_Exercise prompt_: Extract the entries in their exact form.

_The records_:
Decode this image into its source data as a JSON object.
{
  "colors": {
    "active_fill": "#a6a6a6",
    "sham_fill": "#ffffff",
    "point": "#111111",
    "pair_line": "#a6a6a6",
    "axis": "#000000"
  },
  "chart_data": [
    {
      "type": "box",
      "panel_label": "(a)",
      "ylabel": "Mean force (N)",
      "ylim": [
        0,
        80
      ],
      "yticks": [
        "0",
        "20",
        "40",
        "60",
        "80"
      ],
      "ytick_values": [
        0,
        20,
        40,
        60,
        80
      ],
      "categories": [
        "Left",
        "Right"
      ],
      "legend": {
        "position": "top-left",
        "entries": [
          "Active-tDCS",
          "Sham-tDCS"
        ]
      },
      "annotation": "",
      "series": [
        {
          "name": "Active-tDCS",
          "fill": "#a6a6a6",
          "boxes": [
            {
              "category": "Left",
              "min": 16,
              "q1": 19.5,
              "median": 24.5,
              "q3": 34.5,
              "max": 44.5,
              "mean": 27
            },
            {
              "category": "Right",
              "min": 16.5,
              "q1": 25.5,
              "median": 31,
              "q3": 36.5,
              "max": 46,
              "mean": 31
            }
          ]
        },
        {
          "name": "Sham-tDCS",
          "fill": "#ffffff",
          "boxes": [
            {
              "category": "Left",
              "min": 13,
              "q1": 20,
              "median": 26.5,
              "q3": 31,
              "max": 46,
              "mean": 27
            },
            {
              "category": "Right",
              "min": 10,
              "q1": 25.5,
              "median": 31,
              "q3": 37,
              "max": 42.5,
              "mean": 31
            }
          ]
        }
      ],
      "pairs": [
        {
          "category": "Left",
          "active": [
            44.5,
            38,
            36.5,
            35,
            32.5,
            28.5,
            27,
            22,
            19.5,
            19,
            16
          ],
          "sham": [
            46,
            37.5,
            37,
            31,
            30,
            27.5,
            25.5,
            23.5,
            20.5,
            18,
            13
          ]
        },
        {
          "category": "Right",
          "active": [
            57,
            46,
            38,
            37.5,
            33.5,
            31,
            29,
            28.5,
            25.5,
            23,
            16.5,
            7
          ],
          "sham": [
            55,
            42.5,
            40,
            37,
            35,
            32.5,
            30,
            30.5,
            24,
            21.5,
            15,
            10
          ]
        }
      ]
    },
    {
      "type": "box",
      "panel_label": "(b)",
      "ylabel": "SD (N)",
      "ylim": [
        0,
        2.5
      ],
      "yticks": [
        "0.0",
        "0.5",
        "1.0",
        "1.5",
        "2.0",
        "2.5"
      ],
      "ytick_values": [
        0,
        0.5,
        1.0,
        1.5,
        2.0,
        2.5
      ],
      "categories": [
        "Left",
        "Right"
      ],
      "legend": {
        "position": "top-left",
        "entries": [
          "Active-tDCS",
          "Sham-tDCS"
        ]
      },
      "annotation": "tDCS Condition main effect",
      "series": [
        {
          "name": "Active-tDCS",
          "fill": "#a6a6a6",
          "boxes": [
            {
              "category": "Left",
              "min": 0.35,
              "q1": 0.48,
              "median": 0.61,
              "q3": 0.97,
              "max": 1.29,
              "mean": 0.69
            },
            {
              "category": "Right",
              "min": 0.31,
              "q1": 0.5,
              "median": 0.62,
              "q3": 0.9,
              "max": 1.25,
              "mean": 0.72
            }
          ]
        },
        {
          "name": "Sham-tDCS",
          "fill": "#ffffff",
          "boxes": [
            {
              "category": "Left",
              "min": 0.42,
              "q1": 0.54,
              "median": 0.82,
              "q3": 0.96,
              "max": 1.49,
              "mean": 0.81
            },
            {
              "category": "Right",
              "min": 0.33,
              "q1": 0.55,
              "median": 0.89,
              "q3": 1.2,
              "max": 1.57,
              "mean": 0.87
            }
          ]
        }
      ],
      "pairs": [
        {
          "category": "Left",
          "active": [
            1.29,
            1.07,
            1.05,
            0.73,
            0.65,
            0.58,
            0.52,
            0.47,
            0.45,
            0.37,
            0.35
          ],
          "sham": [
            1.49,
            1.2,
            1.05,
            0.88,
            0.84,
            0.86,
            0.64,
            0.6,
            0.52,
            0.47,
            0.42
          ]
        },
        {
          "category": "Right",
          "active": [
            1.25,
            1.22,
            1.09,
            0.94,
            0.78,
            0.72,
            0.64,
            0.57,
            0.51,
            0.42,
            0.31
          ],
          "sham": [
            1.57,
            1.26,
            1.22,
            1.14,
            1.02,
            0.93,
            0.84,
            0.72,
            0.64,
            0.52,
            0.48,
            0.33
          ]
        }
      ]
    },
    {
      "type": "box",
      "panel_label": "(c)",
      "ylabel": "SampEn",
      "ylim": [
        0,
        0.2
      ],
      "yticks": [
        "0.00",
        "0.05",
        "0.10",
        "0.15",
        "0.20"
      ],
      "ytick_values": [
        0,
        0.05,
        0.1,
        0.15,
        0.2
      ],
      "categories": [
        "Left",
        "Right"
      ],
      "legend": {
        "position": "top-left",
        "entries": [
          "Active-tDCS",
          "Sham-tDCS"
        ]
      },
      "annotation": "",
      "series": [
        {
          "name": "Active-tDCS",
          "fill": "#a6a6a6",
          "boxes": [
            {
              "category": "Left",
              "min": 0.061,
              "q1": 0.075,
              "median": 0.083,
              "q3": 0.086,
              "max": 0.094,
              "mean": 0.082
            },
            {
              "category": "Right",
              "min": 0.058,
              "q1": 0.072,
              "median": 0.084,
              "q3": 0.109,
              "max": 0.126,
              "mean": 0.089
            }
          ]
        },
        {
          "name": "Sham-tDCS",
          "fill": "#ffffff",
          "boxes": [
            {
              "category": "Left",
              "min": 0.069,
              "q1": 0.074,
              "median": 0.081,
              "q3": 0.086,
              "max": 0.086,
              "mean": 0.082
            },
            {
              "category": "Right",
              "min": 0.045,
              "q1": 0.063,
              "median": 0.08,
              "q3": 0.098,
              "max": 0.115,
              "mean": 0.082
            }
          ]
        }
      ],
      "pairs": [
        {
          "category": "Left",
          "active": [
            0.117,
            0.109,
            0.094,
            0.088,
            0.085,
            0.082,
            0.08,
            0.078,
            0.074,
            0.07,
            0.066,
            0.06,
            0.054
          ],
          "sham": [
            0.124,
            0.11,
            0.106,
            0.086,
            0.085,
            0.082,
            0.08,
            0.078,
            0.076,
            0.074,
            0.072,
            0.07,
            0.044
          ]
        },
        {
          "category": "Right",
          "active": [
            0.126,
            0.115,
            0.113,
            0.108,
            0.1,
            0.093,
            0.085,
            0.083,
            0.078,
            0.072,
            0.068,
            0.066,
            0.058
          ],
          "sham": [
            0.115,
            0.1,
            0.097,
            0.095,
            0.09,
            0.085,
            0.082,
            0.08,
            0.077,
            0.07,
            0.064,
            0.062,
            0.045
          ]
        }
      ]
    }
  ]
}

_Written solution_:
Decode this image into its source data as a JSON object.
{
  "colors": {
    "active_fill": "#a6a6a6",
    "sham_fill": "#ffffff",
    "point": "#111111",
    "pair_line": "#a6a6a6",
    "axis": "#000000"
  },
  "chart_data": [
    {
      "type": "box",
      "panel_label": "(a)",
      "ylabel": "Mean force (N)",
      "ylim": [
        0,
        80
      ],
      "yticks": [
        "0",
        "20",
        "40",
        "60",
        "80"
      ],
      "ytick_values": [
        0,
        20,
        40,
        60,
        80
      ],
      "categories": [
        "Left",
        "Right"
      ],
      "legend": {
        "position": "top-left",
        "entries": [
          "Active-tDCS",
          "Sham-tDCS"
        ]
      },
      "annotation": "",
      "series": [
        {
          "name": "Active-tDCS",
          "fill": "#a6a6a6",
          "boxes": [
            {
              "category": "Left",
              "min": 16,
              "q1": 19.5,
              "median": 24.5,
              "q3": 34.5,
              "max": 44.5,
              "mean": 27
            },
            {
              "category": "Right",
              "min": 16.5,
              "q1": 25.5,
              "median": 31,
              "q3": 36.5,
              "max": 46,
              "mean": 31
            }
          ]
        },
        {
          "name": "Sham-tDCS",
          "fill": "#ffffff",
          "boxes": [
            {
              "category": "Left",
              "min": 13,
              "q1": 20,
              "median": 26.5,
              "q3": 31,
              "max": 46,
              "mean": 27
            },
            {
              "category": "Right",
              "min": 10,
              "q1": 25.5,
              "median": 31,
              "q3": 37,
              "max": 42.5,
              "mean": 31
            }
          ]
        }
      ],
      "pairs": [
        {
          "category": "Left",
          "active": [
            44.5,
            38,
            36.5,
            35,
            32.5,
            28.5,
            27,
            22,
            19.5,
            19,
            16
          ],
          "sham": [
            46,
            37.5,
            37,
            31,
            30,
            27.5,
            25.5,
            23.5,
            20.5,
            18,
            13
          ]
        },
        {
          "category": "Right",
          "active": [
            57,
            46,
            38,
            37.5,
            33.5,
            31,
            29,
            28.5,
            25.5,
            23,
            16.5,
            7
          ],
          "sham": [
            55,
            42.5,
            40,
            37,
            35,
            32.5,
            30,
            30.5,
            24,
            21.5,
            15,
            10
          ]
        }
      ]
    },
    {
      "type": "box",
      "panel_label": "(b)",
      "ylabel": "SD (N)",
      "ylim": [
        0,
        2.5
      ],
      "yticks": [
        "0.0",
        "0.5",
        "1.0",
        "1.5",
        "2.0",
        "2.5"
      ],
      "ytick_values": [
        0,
        0.5,
        1.0,
        1.5,
        2.0,
        2.5
      ],
      "categories": [
        "Left",
        "Right"
      ],
      "legend": {
        "position": "top-left",
        "entries": [
          "Active-tDCS",
          "Sham-tDCS"
        ]
      },
      "annotation": "tDCS Condition main effect",
      "series": [
        {
          "name": "Active-tDCS",
          "fill": "#a6a6a6",
          "boxes": [
            {
              "category": "Left",
              "min": 0.35,
              "q1": 0.48,
              "median": 0.61,
              "q3": 0.97,
              "max": 1.29,
              "mean": 0.69
            },
            {
              "category": "Right",
              "min": 0.31,
              "q1": 0.5,
              "median": 0.62,
              "q3": 0.9,
              "max": 1.25,
              "mean": 0.72
            }
          ]
        },
        {
          "name": "Sham-tDCS",
          "fill": "#ffffff",
          "boxes": [
            {
              "category": "Left",
              "min": 0.42,
              "q1": 0.54,
              "median": 0.82,
              "q3": 0.96,
              "max": 1.49,
              "mean": 0.81
            },
            {
              "category": "Right",
              "min": 0.33,
              "q1": 0.55,
              "median": 0.89,
              "q3": 1.2,
              "max": 1.57,
              "mean": 0.87
            }
          ]
        }
      ],
      "pairs": [
        {
          "category": "Left",
          "active": [
            1.29,
            1.07,
            1.05,
            0.73,
            0.65,
            0.58,
            0.52,
            0.47,
            0.45,
            0.37,
            0.35
          ],
          "sham": [
            1.49,
            1.2,
            1.05,
            0.88,
            0.84,
            0.86,
            0.64,
            0.6,
            0.52,
            0.47,
            0.42
          ]
        },
        {
          "category": "Right",
          "active": [
            1.25,
            1.22,
            1.09,
            0.94,
            0.78,
            0.72,
            0.64,
            0.57,
            0.51,
            0.42,
            0.31
          ],
          "sham": [
            1.57,
            1.26,
            1.22,
            1.14,
            1.02,
            0.93,
            0.84,
            0.72,
            0.64,
            0.52,
            0.48,
            0.33
          ]
        }
      ]
    },
    {
      "type": "box",
      "panel_label": "(c)",
      "ylabel": "SampEn",
      "ylim": [
        0,
        0.2
      ],
      "yticks": [
        "0.00",
        "0.05",
        "0.10",
        "0.15",
        "0.20"
      ],
      "ytick_values": [
        0,
        0.05,
        0.1,
        0.15,
        0.2
      ],
      "categories": [
        "Left",
        "Right"
      ],
      "legend": {
        "position": "top-left",
        "entries": [
          "Active-tDCS",
          "Sham-tDCS"
        ]
      },
      "annotation": "",
      "series": [
        {
          "name": "Active-tDCS",
          "fill": "#a6a6a6",
          "boxes": [
            {
              "category": "Left",
              "min": 0.061,
              "q1": 0.075,
              "median": 0.083,
              "q3": 0.086,
              "max": 0.094,
              "mean": 0.082
            },
            {
              "category": "Right",
              "min": 0.058,
              "q1": 0.072,
              "median": 0.084,
              "q3": 0.109,
              "max": 0.126,
              "mean": 0.089
            }
          ]
        },
        {
          "name": "Sham-tDCS",
          "fill": "#ffffff",
          "boxes": [
            {
              "category": "Left",
              "min": 0.069,
              "q1": 0.074,
              "median": 0.081,
              "q3": 0.086,
              "max": 0.086,
              "mean": 0.082
            },
            {
              "category": "Right",
              "min": 0.045,
              "q1": 0.063,
              "median": 0.08,
              "q3": 0.098,
              "max": 0.115,
              "mean": 0.082
            }
          ]
        }
      ],
      "pairs": [
        {
          "category": "Left",
          "active": [
            0.117,
            0.109,
            0.094,
            0.088,
            0.085,
            0.082,
            0.08,
            0.078,
            0.074,
            0.07,
            0.066,
            0.06,
            0.054
          ],
          "sham": [
            0.124,
            0.11,
            0.106,
            0.086,
            0.085,
            0.082,
            0.08,
            0.078,
            0.076,
            0.074,
            0.072,
            0.07,
            0.044
          ]
        },
        {
          "category": "Right",
          "active": [
            0.126,
            0.115,
            0.113,
            0.108,
            0.1,
            0.093,
            0.085,
            0.083,
            0.078,
            0.072,
            0.068,
            0.066,
            0.058
          ],
          "sham": [
            0.115,
            0.1,
            0.097,
            0.095,
            0.09,
            0.085,
            0.082,
            0.08,
            0.077,
            0.07,
            0.064,
            0.062,
            0.045
          ]
        }
      ]
    }
  ]
}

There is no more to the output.